Given request
Extract the entries in their exact form.
------------------------
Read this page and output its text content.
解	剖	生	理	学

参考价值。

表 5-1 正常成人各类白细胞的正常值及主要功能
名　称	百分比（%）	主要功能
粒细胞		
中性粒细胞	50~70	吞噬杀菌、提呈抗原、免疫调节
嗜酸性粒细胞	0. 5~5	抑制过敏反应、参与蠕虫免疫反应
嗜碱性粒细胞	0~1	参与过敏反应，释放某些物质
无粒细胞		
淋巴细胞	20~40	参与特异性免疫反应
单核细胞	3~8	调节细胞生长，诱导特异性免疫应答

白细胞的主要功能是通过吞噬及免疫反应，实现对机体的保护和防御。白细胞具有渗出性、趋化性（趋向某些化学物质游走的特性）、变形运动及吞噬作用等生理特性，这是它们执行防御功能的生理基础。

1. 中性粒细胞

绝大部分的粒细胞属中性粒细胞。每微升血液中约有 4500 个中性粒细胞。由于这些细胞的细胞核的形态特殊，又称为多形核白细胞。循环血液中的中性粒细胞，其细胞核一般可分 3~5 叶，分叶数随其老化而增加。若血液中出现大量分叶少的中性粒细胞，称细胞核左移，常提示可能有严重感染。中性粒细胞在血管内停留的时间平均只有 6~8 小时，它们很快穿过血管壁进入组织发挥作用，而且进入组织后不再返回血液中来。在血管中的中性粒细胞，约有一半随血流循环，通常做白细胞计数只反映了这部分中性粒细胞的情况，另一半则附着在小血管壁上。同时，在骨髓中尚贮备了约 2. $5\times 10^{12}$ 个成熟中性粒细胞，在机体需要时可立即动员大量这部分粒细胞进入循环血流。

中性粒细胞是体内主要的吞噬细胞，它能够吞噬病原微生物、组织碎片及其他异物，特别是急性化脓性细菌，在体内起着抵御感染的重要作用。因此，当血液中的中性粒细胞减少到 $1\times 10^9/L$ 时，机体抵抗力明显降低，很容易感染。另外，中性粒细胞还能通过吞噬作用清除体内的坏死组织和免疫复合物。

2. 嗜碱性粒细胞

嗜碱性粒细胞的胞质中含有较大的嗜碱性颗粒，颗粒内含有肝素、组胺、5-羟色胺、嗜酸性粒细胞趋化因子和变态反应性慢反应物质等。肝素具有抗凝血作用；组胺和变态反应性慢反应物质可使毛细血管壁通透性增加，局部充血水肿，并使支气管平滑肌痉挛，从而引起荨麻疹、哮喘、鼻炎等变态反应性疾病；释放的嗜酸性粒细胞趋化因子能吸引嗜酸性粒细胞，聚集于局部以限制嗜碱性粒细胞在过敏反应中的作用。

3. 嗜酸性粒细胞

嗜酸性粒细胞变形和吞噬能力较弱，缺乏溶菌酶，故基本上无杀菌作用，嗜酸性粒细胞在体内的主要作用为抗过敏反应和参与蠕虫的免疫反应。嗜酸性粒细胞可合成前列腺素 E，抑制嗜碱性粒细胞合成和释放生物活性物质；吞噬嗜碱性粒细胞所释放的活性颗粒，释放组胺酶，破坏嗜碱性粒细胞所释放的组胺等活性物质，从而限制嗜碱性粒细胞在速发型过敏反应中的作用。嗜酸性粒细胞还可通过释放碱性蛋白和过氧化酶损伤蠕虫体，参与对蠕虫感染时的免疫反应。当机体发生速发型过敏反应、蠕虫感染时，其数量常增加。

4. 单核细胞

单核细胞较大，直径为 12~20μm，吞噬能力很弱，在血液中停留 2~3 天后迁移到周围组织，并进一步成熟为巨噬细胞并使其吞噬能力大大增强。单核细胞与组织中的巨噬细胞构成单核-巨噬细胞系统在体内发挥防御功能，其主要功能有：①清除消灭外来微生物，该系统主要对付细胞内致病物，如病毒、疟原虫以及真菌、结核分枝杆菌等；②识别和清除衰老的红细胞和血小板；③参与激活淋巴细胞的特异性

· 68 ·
------------------------
Result
Read this page and output its text content.
解	剖	生	理	学

参考价值。

表 5-1 正常成人各类白细胞的正常值及主要功能
名　称	百分比（%）	主要功能
粒细胞		
中性粒细胞	50~70	吞噬杀菌、提呈抗原、免疫调节
嗜酸性粒细胞	0. 5~5	抑制过敏反应、参与蠕虫免疫反应
嗜碱性粒细胞	0~1	参与过敏反应，释放某些物质
无粒细胞		
淋巴细胞	20~40	参与特异性免疫反应
单核细胞	3~8	调节细胞生长，诱导特异性免疫应答

白细胞的主要功能是通过吞噬及免疫反应，实现对机体的保护和防御。白细胞具有渗出性、趋化性（趋向某些化学物质游走的特性）、变形运动及吞噬作用等生理特性，这是它们执行防御功能的生理基础。

1. 中性粒细胞

绝大部分的粒细胞属中性粒细胞。每微升血液中约有 4500 个中性粒细胞。由于这些细胞的细胞核的形态特殊，又称为多形核白细胞。循环血液中的中性粒细胞，其细胞核一般可分 3~5 叶，分叶数随其老化而增加。若血液中出现大量分叶少的中性粒细胞，称细胞核左移，常提示可能有严重感染。中性粒细胞在血管内停留的时间平均只有 6~8 小时，它们很快穿过血管壁进入组织发挥作用，而且进入组织后不再返回血液中来。在血管中的中性粒细胞，约有一半随血流循环，通常做白细胞计数只反映了这部分中性粒细胞的情况，另一半则附着在小血管壁上。同时，在骨髓中尚贮备了约 2. $5\times 10^{12}$ 个成熟中性粒细胞，在机体需要时可立即动员大量这部分粒细胞进入循环血流。

中性粒细胞是体内主要的吞噬细胞，它能够吞噬病原微生物、组织碎片及其他异物，特别是急性化脓性细菌，在体内起着抵御感染的重要作用。因此，当血液中的中性粒细胞减少到 $1\times 10^9/L$ 时，机体抵抗力明显降低，很容易感染。另外，中性粒细胞还能通过吞噬作用清除体内的坏死组织和免疫复合物。

2. 嗜碱性粒细胞

嗜碱性粒细胞的胞质中含有较大的嗜碱性颗粒，颗粒内含有肝素、组胺、5-羟色胺、嗜酸性粒细胞趋化因子和变态反应性慢反应物质等。肝素具有抗凝血作用；组胺和变态反应性慢反应物质可使毛细血管壁通透性增加，局部充血水肿，并使支气管平滑肌痉挛，从而引起荨麻疹、哮喘、鼻炎等变态反应性疾病；释放的嗜酸性粒细胞趋化因子能吸引嗜酸性粒细胞，聚集于局部以限制嗜碱性粒细胞在过敏反应中的作用。

3. 嗜酸性粒细胞

嗜酸性粒细胞变形和吞噬能力较弱，缺乏溶菌酶，故基本上无杀菌作用，嗜酸性粒细胞在体内的主要作用为抗过敏反应和参与蠕虫的免疫反应。嗜酸性粒细胞可合成前列腺素 E，抑制嗜碱性粒细胞合成和释放生物活性物质；吞噬嗜碱性粒细胞所释放的活性颗粒，释放组胺酶，破坏嗜碱性粒细胞所释放的组胺等活性物质，从而限制嗜碱性粒细胞在速发型过敏反应中的作用。嗜酸性粒细胞还可通过释放碱性蛋白和过氧化酶损伤蠕虫体，参与对蠕虫感染时的免疫反应。当机体发生速发型过敏反应、蠕虫感染时，其数量常增加。

4. 单核细胞

单核细胞较大，直径为 12~20μm，吞噬能力很弱，在血液中停留 2~3 天后迁移到周围组织，并进一步成熟为巨噬细胞并使其吞噬能力大大增强。单核细胞与组织中的巨噬细胞构成单核-巨噬细胞系统在体内发挥防御功能，其主要功能有：①清除消灭外来微生物，该系统主要对付细胞内致病物，如病毒、疟原虫以及真菌、结核分枝杆菌等；②识别和清除衰老的红细胞和血小板；③参与激活淋巴细胞的特异性

· 68 ·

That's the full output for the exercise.